▶ [EXERCISE BRIEF]: Copy every line of the rows below without changing a single character.

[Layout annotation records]
....

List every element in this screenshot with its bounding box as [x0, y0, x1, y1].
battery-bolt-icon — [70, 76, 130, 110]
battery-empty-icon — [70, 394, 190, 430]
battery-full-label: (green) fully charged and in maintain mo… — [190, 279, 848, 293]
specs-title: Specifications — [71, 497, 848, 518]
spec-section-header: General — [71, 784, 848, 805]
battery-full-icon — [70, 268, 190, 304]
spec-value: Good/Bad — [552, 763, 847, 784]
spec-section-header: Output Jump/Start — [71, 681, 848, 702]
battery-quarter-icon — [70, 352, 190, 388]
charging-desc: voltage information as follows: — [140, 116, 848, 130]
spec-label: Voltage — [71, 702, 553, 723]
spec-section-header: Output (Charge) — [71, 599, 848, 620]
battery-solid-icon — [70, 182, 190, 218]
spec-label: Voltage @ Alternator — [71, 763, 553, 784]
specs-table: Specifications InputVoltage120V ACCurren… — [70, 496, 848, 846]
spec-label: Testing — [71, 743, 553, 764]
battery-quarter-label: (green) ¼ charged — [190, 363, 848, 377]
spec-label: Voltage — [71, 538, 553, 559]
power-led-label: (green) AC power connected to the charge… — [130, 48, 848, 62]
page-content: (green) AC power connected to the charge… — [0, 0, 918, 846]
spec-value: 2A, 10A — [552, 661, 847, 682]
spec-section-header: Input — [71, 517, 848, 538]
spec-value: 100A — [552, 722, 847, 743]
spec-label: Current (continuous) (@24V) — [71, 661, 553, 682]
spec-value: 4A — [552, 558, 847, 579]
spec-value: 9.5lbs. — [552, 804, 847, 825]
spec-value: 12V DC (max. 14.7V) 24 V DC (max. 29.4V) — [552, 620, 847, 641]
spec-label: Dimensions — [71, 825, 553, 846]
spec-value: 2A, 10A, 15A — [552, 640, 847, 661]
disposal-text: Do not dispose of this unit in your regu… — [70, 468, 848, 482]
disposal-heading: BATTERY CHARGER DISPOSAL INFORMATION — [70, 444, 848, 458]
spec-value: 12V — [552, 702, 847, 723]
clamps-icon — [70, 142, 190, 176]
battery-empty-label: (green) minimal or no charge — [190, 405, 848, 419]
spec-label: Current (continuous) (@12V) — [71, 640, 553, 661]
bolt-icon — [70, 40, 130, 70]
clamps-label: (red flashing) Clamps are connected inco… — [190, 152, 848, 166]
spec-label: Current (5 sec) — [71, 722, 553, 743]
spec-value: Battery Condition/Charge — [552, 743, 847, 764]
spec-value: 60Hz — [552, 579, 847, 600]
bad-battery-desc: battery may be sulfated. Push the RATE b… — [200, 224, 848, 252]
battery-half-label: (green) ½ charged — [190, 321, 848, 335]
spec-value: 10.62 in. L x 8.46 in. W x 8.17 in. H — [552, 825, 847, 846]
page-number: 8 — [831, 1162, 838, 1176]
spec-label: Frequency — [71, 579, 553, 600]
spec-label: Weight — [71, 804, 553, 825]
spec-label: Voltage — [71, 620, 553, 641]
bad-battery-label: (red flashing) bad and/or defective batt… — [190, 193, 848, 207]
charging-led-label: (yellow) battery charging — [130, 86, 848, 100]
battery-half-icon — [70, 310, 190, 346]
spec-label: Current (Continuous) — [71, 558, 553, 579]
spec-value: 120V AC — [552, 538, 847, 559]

....

▶ [EXERCISE RESPONSE]:
List every element in this screenshot with its bounding box as [x0, y0, x1, y1].
battery-bolt-icon — [70, 76, 130, 110]
battery-empty-icon — [70, 394, 190, 430]
battery-full-label: (green) fully charged and in maintain mo… — [190, 279, 848, 293]
specs-title: Specifications — [71, 497, 848, 518]
spec-section-header: General — [71, 784, 848, 805]
battery-full-icon — [70, 268, 190, 304]
spec-value: Good/Bad — [552, 763, 847, 784]
spec-section-header: Output Jump/Start — [71, 681, 848, 702]
battery-quarter-icon — [70, 352, 190, 388]
charging-desc: voltage information as follows: — [140, 116, 848, 130]
spec-label: Voltage — [71, 702, 553, 723]
spec-section-header: Output (Charge) — [71, 599, 848, 620]
battery-solid-icon — [70, 182, 190, 218]
spec-label: Voltage @ Alternator — [71, 763, 553, 784]
specs-table: Specifications InputVoltage120V ACCurren… — [70, 496, 848, 846]
spec-label: Testing — [71, 743, 553, 764]
battery-quarter-label: (green) ¼ charged — [190, 363, 848, 377]
spec-label: Voltage — [71, 538, 553, 559]
power-led-label: (green) AC power connected to the charge… — [130, 48, 848, 62]
page-content: (green) AC power connected to the charge… — [0, 0, 918, 846]
spec-value: 2A, 10A — [552, 661, 847, 682]
spec-section-header: Input — [71, 517, 848, 538]
spec-value: 100A — [552, 722, 847, 743]
spec-label: Current (continuous) (@24V) — [71, 661, 553, 682]
spec-value: 4A — [552, 558, 847, 579]
spec-value: 9.5lbs. — [552, 804, 847, 825]
spec-value: 12V DC (max. 14.7V) 24 V DC (max. 29.4V) — [552, 620, 847, 641]
spec-label: Dimensions — [71, 825, 553, 846]
spec-value: 2A, 10A, 15A — [552, 640, 847, 661]
disposal-text: Do not dispose of this unit in your regu… — [70, 468, 848, 482]
disposal-heading: BATTERY CHARGER DISPOSAL INFORMATION — [70, 444, 848, 458]
spec-value: 12V — [552, 702, 847, 723]
clamps-icon — [70, 142, 190, 176]
battery-empty-label: (green) minimal or no charge — [190, 405, 848, 419]
spec-label: Current (continuous) (@12V) — [71, 640, 553, 661]
bolt-icon — [70, 40, 130, 70]
clamps-label: (red flashing) Clamps are connected inco… — [190, 152, 848, 166]
spec-label: Current (5 sec) — [71, 722, 553, 743]
spec-value: Battery Condition/Charge — [552, 743, 847, 764]
spec-value: 60Hz — [552, 579, 847, 600]
bad-battery-desc: battery may be sulfated. Push the RATE b… — [200, 224, 848, 252]
battery-half-label: (green) ½ charged — [190, 321, 848, 335]
spec-value: 10.62 in. L x 8.46 in. W x 8.17 in. H — [552, 825, 847, 846]
page-number: 8 — [831, 1162, 838, 1176]
spec-label: Frequency — [71, 579, 553, 600]
spec-label: Weight — [71, 804, 553, 825]
spec-label: Voltage — [71, 620, 553, 641]
bad-battery-label: (red flashing) bad and/or defective batt… — [190, 193, 848, 207]
charging-led-label: (yellow) battery charging — [130, 86, 848, 100]
battery-half-icon — [70, 310, 190, 346]
spec-label: Current (Continuous) — [71, 558, 553, 579]
spec-value: 120V AC — [552, 538, 847, 559]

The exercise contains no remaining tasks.